* _Exercise brief_: Pull out from the material below all lines with "olan".

* _Input records_:

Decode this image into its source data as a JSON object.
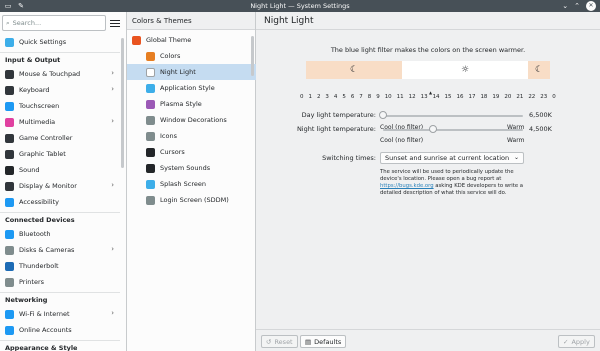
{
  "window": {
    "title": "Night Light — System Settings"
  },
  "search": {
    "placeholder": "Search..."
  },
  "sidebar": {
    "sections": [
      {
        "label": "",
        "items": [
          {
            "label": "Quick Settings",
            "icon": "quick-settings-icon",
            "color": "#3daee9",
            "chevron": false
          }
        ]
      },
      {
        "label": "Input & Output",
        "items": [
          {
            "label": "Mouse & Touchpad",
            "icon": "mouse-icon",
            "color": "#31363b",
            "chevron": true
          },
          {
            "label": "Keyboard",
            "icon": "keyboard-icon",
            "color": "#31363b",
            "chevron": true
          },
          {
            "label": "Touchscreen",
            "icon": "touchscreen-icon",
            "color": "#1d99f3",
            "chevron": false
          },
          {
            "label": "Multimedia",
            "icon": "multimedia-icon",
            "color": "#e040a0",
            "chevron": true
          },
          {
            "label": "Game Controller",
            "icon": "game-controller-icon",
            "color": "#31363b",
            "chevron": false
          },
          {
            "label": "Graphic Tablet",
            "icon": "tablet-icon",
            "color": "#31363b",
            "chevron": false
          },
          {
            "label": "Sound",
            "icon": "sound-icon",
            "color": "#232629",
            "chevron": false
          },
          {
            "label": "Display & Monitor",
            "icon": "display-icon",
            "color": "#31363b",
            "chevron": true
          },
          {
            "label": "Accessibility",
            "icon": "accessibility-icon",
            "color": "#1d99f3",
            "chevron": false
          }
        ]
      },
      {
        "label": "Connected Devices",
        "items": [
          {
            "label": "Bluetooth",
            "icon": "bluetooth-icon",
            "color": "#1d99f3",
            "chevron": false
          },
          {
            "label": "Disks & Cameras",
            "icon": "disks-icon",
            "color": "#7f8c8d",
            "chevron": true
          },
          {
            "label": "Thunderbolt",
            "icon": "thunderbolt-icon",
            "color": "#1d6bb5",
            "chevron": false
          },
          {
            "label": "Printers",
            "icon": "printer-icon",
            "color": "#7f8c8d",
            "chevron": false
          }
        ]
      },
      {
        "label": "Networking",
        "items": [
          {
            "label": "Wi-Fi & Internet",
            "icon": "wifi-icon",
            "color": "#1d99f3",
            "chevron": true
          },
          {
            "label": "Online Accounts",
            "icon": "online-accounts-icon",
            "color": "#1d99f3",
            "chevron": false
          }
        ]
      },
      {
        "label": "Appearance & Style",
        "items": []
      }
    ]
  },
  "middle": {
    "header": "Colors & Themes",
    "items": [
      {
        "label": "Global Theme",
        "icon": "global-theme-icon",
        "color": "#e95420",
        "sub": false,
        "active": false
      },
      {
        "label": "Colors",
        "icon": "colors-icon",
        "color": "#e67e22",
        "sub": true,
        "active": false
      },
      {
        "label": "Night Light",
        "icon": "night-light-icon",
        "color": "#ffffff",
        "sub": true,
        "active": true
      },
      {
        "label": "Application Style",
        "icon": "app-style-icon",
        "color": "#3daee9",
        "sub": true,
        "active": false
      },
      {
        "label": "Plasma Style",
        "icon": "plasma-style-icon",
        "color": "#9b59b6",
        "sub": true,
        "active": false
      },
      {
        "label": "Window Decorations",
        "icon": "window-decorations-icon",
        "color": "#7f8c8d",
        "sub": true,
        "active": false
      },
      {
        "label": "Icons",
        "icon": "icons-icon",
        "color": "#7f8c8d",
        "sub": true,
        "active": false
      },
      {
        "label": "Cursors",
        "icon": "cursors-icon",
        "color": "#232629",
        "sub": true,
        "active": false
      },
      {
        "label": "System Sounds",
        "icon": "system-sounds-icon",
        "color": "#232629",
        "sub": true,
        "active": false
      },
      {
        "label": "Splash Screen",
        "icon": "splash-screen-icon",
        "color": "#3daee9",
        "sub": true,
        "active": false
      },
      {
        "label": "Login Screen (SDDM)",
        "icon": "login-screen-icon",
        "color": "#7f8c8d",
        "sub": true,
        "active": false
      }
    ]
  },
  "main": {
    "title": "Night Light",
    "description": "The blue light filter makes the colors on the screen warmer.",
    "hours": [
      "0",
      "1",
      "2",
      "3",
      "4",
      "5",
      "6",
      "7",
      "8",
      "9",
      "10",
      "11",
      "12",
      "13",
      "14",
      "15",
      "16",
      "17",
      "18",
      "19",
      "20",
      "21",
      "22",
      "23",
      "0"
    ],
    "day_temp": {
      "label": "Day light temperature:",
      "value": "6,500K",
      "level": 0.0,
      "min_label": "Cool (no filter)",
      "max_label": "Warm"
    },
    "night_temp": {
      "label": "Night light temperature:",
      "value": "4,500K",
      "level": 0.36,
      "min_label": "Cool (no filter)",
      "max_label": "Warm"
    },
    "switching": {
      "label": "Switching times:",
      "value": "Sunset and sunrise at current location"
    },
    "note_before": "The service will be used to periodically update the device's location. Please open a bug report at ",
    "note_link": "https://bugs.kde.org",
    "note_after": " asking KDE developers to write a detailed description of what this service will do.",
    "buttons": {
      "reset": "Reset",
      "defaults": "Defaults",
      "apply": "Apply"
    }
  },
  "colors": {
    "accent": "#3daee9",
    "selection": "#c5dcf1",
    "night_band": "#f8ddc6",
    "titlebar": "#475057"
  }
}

...

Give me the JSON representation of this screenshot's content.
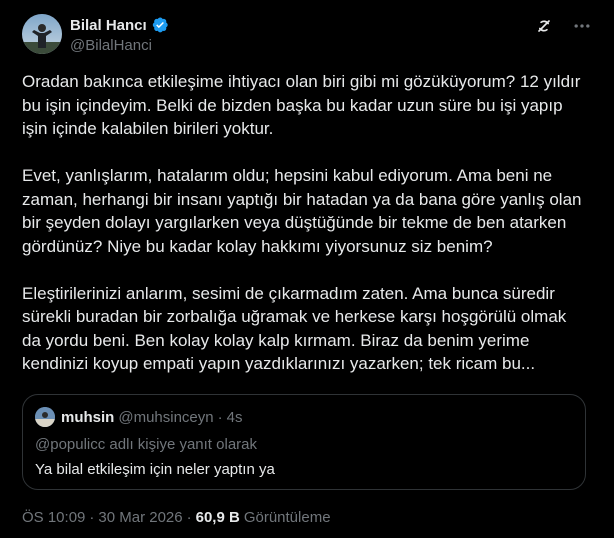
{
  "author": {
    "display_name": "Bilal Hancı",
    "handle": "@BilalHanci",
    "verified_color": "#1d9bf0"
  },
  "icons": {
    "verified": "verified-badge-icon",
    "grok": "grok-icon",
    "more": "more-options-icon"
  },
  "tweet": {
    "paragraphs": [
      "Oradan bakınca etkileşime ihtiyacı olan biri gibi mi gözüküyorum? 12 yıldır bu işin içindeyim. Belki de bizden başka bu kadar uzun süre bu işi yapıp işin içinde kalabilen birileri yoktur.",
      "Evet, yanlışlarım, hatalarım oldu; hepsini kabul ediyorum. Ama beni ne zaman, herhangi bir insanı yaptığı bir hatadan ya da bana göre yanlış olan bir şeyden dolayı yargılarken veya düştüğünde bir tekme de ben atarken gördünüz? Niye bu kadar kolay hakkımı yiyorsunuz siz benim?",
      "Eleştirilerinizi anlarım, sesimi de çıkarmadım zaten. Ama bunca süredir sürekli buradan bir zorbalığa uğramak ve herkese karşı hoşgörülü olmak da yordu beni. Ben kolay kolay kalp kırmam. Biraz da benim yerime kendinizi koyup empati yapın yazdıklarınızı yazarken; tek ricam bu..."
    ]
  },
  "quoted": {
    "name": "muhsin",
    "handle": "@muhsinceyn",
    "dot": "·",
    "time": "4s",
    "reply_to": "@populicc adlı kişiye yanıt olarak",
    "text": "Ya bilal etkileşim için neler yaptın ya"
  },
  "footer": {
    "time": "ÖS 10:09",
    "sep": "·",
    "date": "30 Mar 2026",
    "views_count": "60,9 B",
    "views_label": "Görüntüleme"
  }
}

* _Full output_:
      "Oradan bakınca etkileşime ihtiyacı olan biri gibi mi gözüküyorum? 12 yıldır bu işin içindeyim. Belki de bizden başka bu kadar uzun süre bu işi yapıp işin içinde kalabilen birileri yoktur.",
      "Evet, yanlışlarım, hatalarım oldu; hepsini kabul ediyorum. Ama beni ne zaman, herhangi bir insanı yaptığı bir hatadan ya da bana göre yanlış olan bir şeyden dolayı yargılarken veya düştüğünde bir tekme de ben atarken gördünüz? Niye bu kadar kolay hakkımı yiyorsunuz siz benim?",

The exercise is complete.